What is the number of lines that include the word "this"? Provide only that figure.

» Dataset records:

****************

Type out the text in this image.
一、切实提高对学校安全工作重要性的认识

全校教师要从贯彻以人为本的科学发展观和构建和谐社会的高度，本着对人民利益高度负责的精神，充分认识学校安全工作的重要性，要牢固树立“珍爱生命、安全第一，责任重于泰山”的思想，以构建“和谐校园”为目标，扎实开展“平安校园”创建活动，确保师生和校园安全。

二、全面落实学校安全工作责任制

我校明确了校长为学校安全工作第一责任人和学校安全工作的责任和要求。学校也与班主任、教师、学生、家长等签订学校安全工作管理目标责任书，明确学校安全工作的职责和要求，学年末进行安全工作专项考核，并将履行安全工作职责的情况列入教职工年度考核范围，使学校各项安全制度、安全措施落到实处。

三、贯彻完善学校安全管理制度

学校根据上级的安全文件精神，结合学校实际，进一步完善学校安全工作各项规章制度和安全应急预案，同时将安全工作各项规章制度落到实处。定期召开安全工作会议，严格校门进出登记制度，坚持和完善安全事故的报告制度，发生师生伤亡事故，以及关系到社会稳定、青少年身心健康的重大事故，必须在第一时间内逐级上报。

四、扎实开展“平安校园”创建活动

****************

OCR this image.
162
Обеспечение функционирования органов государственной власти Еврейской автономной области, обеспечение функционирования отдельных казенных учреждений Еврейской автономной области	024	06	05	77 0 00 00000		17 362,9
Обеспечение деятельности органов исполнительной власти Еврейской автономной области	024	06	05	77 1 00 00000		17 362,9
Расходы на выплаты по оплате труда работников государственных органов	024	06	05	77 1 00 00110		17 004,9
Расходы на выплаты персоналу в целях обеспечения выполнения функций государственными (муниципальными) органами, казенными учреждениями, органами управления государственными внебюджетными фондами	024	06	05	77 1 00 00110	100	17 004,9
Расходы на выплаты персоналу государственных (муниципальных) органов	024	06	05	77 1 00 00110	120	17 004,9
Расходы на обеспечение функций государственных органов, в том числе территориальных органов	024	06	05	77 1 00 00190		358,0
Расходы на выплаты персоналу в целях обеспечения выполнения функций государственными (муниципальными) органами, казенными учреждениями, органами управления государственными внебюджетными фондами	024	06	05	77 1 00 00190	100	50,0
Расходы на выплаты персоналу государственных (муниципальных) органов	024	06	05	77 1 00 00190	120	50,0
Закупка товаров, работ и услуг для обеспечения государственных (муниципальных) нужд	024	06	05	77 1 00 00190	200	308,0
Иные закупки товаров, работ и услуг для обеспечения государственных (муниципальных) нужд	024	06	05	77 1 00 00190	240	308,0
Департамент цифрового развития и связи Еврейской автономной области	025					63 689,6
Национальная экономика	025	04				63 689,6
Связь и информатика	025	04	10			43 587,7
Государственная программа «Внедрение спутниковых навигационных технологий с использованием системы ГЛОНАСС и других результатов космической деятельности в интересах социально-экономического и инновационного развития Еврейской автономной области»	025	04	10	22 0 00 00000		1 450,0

****************

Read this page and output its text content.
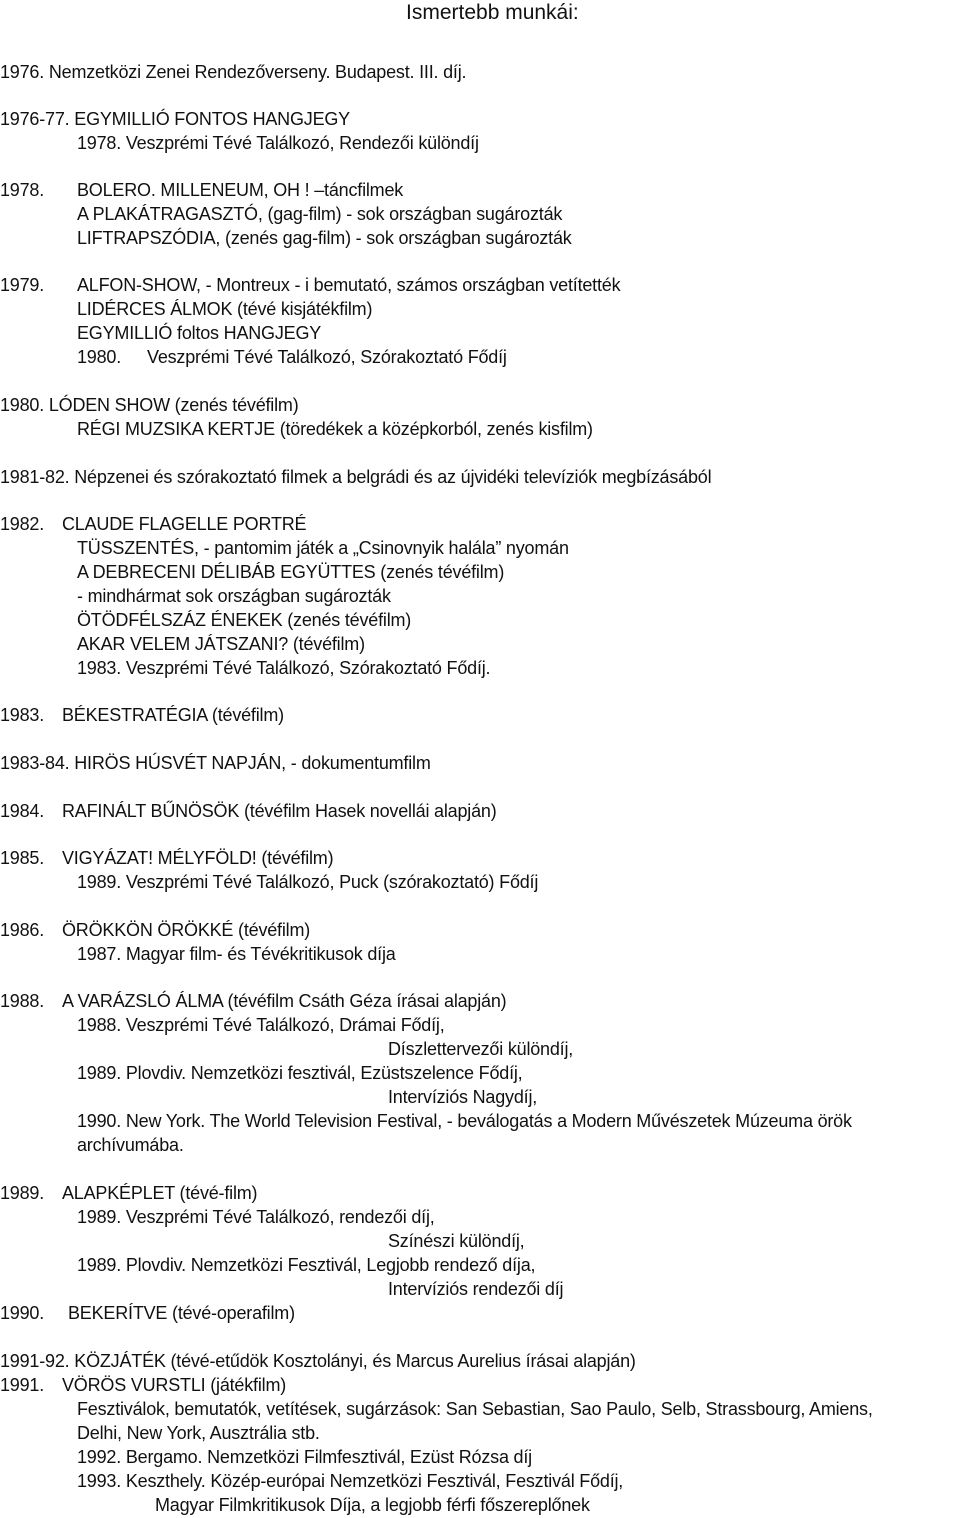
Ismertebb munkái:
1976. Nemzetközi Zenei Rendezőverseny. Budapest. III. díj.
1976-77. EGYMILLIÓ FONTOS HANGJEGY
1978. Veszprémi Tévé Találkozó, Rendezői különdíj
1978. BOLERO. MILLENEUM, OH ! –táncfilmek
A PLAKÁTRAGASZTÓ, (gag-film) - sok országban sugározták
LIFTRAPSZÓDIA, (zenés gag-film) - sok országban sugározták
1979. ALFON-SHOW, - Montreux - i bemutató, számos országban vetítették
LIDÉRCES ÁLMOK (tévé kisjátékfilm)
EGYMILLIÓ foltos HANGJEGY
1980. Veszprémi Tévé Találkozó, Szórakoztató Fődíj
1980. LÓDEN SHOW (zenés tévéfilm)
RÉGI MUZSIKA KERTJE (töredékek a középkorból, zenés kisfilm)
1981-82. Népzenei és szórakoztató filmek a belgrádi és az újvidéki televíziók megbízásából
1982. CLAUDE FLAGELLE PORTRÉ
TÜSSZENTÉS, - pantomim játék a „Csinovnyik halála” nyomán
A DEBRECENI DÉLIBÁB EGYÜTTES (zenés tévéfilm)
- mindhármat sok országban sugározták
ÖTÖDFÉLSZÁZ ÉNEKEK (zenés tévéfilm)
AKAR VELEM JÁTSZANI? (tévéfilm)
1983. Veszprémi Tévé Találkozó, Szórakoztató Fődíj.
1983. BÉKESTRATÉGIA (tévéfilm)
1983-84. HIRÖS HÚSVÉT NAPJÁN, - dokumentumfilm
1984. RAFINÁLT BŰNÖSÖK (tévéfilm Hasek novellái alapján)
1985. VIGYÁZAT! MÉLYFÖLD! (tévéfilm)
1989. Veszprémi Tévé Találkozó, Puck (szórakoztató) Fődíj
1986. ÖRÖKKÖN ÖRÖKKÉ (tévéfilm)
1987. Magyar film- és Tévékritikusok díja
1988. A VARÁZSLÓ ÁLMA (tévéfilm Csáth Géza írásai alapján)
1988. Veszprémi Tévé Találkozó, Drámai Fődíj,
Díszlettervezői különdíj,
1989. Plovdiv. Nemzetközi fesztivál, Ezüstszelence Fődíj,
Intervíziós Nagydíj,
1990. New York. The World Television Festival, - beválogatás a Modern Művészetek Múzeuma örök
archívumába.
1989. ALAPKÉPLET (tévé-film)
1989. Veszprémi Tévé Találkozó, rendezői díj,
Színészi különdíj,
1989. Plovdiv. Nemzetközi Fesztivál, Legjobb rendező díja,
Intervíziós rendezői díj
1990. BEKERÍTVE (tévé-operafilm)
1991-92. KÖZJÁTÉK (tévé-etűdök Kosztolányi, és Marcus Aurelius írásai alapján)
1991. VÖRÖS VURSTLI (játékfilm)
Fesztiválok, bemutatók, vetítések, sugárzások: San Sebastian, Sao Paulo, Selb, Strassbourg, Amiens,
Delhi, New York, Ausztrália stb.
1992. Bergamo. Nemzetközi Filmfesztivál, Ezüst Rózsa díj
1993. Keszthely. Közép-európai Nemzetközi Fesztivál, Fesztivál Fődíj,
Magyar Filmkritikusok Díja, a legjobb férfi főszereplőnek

****************

» Reply:
3